- [DOKUMENTABSCHNITT]:
# Hässlichste Stadt



## Wolfmania (26. November 2010)

Was ist Eurer Meinung nach die hässlichste Stadt die Ihr kennt ? 

Ich würde hier Duisburg nennen, da gibt es fast keine nette Ecke, bin mal 2 Tage dort gewesen...uaaaah


----------



## Dracun (26. November 2010)

Ganz klar .. als Kölner muss ich es sagen 

Düsseldorf ... schlicht und ergreifend


----------



## Lari (26. November 2010)

Komisches Thema 
Dennoch, weils irgendwie passt:

Treffen sich zwei Prostituierte in Mainz, sagt die eine:
"Woah, Mainz is'n Drecksloch!"
Sagt die andere:
"Joa, meins auch!"

Und ontopic:
Antwerpen find ich irgendwie wäh.

Edit: Fail bearbeitet


----------



## Knallfix (26. November 2010)

Kassel, Innenstadt.
Wurde im WK2 komplett zerbombt und der wiederaufbau erfolgte im hochmodernen 50th Style.
Betonwand an Betonwand


----------



## Gerti (26. November 2010)

Dracun schrieb:


> Ganz klar .. als Kölner muss ich es sagen
> 
> Köln ... schlicht und ergreifend



fixed! Jetzt passts 

Also ich finde viele Städte im Ruhrgebiet absolut nicht schön: Wie schon genannt Duisburg, Essen, Bochum,...


----------



## ScHaDoWeYe (26. November 2010)

London


----------



## schneemaus (26. November 2010)

Lari schrieb:


> Komisches Thema
> Dennoch, weils irgendwie passt:
> 
> Treffen sich zwei Prostituierte in Mainz, sagt die eine:
> ...



Was ist das schönste an Wiesbaden? Der Blick auf die andere Rheinseite. 

Also ganz klar - Wiesbaden.

Offenbach. Wer einmal da war, weiß, warum. (Ich hab mich sogar mal mit nem Frankfurter vertragen, als es gegen Offenbach ging!)


Und... Chicago. "The Windy City" ist so dermaßen versmogt und verschmutzt, dass ich froh war, aus dieser Stadt wieder rauszukommen.


----------



## Falathrim (26. November 2010)

Bielefeld.

- [DATENAUSZUG]:
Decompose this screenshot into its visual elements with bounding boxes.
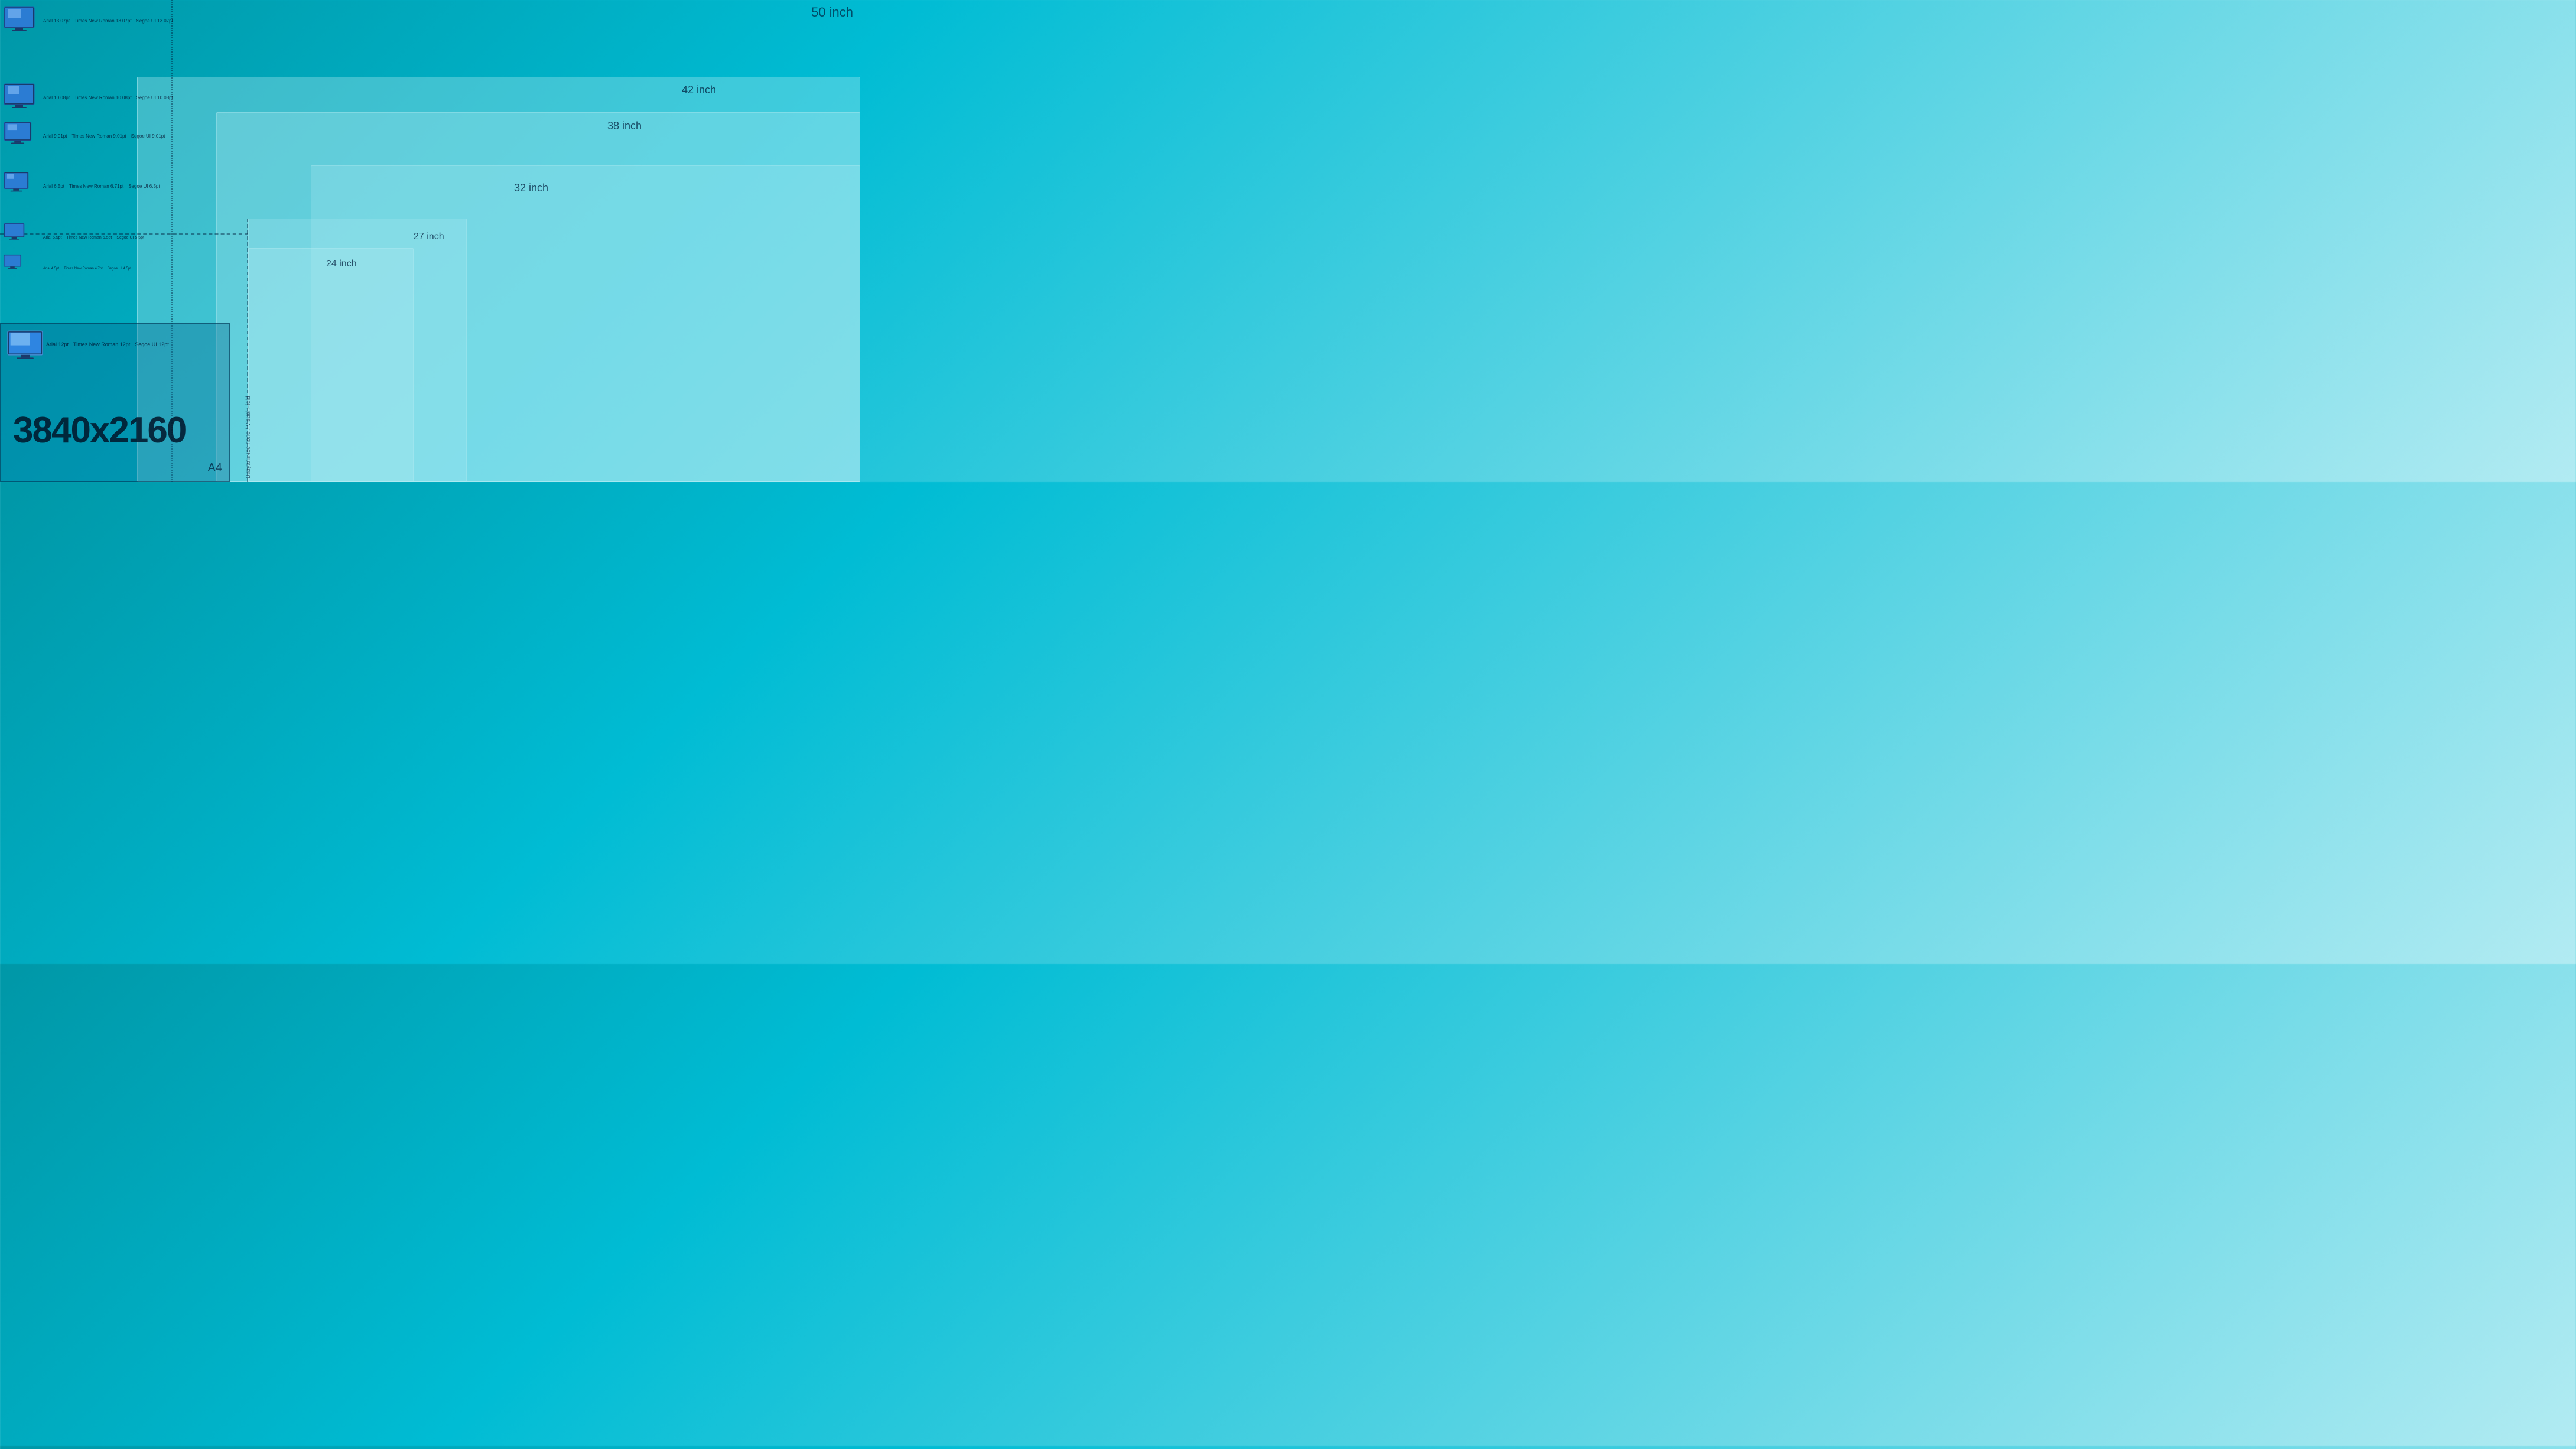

- [ERFORDERLICHE SCHRITTE]:
**A.** Schreibe aus dem Forenthread zur hässlichsten Stadt die Passage ab, beginnend mit „## Wolfmania (26.“ und weiter bis einschließlich „Dracun (26. November 2010)“.
**B.** Führe den Forenthread zur hässlichsten Stadt im Anschluss an seinen letzten Beitrag fort.

- [ANTWORTEN JE AUFGABE]:
**A.**
## Wolfmania (26. November 2010)

Was ist Eurer Meinung nach die hässlichste Stadt die Ihr kennt ? 

Ich würde hier Duisburg nennen, da gibt es fast keine nette Ecke, bin mal 2 Tage dort gewesen...uaaaah


----------



## Dracun (26. November 2010)

**B.**
Duisburg war ich noch nicht, aber die offizielle Hymne von Duisburg sagt alles denke ich





__ Youtube
				- Eingebundener Inhalt
			


__
youtube.com/watch/?v=3tMwRiqKGpM

				
				An dieser Stelle findest du externe Inhalte von Youtube. Zum Schutz deiner persönlichen Daten werden externe Einbindungen erst angezeigt, wenn du dies durch Klick auf "Alle externen Inhalte laden" bestätigst:
			

Alle externen Inhalte laden

Ich bin damit einverstanden, dass mir externe Inhalte angezeigt werden. Damit werden personenbezogene Daten an Drittplattformen übermittelt. Für mehr Informationen besuche die Datenschutz-Seite.


----------



## Wolfmania (26. November 2010)

ich muß noch Cairo nennen - da geht man einige Stunden rum und muß anschließend duschen weil man so voller Staub und Dreck ist ! Nie mehr geh ich dahin !


----------



## abc0815 (26. November 2010)

Hannover. Mag vieleicht daran liegen das ich immer nur bei der Cebit oder bei Nacht da war. Aber für mich eine der hässlichsten Städte in Deutschland.
Weltweit würde ich sagen Bangkok. War stellenweise schon extrem häßlich hat aber seinen Charm


----------



## Potpotom (26. November 2010)

Einmal Städtereise durch den Ruhepott und man hat ne schicke Auflistung der hässlichsten Städte Deutschlands.


----------



## Konov (26. November 2010)

Knallfix schrieb:


> Kassel, Innenstadt.
> Wurde im WK2 komplett zerbombt und der wiederaufbau erfolgte im hochmodernen 50th Style.
> Betonwand an Betonwand



/sign

Kassel ist die hässlichste Stadt die mir momentan einfällt.


----------



## KidSnare (26. November 2010)

Also in Essen hat es mir bisher noch nie gefallen. Und auch wenn viele davon schwärmen - Berlin ist so garnicht mein Fall.


----------



## Wolfmania (26. November 2010)

ok Berlin ist einfach so groß, da gibt es tolle Ecken (z.B. Charlottenburg mag ich) und komische/ häßliche.


----------



## DER Lachmann (26. November 2010)

Potpotom schrieb:


> Einmal Städtereise durch den Ruhepott und man hat ne schicke Auflistung der hässlichsten Städte Deutschlands.



Lüge! Der Ruhrpott ist wunderschön :<


----------



## Caps-lock (26. November 2010)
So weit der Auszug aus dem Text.